--- BEGIN ---

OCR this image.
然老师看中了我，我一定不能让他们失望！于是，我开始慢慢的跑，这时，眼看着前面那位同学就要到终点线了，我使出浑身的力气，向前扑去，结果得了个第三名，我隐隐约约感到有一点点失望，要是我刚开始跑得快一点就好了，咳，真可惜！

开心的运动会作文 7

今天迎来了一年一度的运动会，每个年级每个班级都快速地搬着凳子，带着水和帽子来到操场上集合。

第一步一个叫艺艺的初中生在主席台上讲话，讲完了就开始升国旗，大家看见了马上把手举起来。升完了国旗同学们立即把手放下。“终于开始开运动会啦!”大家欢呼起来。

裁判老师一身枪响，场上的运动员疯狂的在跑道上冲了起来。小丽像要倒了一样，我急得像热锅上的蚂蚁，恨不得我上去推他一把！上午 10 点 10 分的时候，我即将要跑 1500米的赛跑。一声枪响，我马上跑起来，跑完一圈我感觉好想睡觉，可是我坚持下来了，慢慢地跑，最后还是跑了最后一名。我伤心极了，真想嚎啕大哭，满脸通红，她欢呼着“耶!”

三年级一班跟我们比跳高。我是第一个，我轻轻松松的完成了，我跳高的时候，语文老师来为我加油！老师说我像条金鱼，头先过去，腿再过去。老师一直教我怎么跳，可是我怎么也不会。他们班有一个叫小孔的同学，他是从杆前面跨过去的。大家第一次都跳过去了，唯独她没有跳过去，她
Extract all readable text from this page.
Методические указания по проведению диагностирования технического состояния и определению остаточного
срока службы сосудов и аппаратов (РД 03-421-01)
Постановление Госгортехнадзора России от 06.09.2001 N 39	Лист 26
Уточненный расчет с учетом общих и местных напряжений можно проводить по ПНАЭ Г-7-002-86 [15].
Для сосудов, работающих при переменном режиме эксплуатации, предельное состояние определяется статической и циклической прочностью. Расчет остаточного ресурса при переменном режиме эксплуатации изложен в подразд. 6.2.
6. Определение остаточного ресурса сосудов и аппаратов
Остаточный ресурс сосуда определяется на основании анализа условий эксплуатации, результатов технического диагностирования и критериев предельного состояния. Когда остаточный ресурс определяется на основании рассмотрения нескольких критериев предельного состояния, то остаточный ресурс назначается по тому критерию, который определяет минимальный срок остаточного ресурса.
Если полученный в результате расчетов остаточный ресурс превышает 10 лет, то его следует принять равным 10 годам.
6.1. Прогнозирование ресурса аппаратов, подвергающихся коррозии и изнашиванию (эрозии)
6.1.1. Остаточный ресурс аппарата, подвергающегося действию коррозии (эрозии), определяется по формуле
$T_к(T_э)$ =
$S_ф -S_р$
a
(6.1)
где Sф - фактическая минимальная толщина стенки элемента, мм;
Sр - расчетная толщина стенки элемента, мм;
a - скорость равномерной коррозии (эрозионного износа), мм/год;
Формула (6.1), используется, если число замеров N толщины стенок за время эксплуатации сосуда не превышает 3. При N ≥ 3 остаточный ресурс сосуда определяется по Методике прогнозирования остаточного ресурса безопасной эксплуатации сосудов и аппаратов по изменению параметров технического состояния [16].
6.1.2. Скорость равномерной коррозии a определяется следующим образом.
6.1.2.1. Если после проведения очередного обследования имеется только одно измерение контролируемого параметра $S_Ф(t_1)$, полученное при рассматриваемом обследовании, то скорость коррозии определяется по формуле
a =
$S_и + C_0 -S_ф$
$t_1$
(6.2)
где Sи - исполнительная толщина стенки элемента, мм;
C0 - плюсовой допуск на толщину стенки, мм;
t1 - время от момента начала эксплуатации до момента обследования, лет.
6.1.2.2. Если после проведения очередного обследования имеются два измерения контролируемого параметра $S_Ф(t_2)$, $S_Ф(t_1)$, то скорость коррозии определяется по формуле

--- END ---

§ **THE EXERCISE**
Tally the lines of the records holding the word "формуле", then state only the tally.

§ **SOLUTION TO THE EXERCISE**
3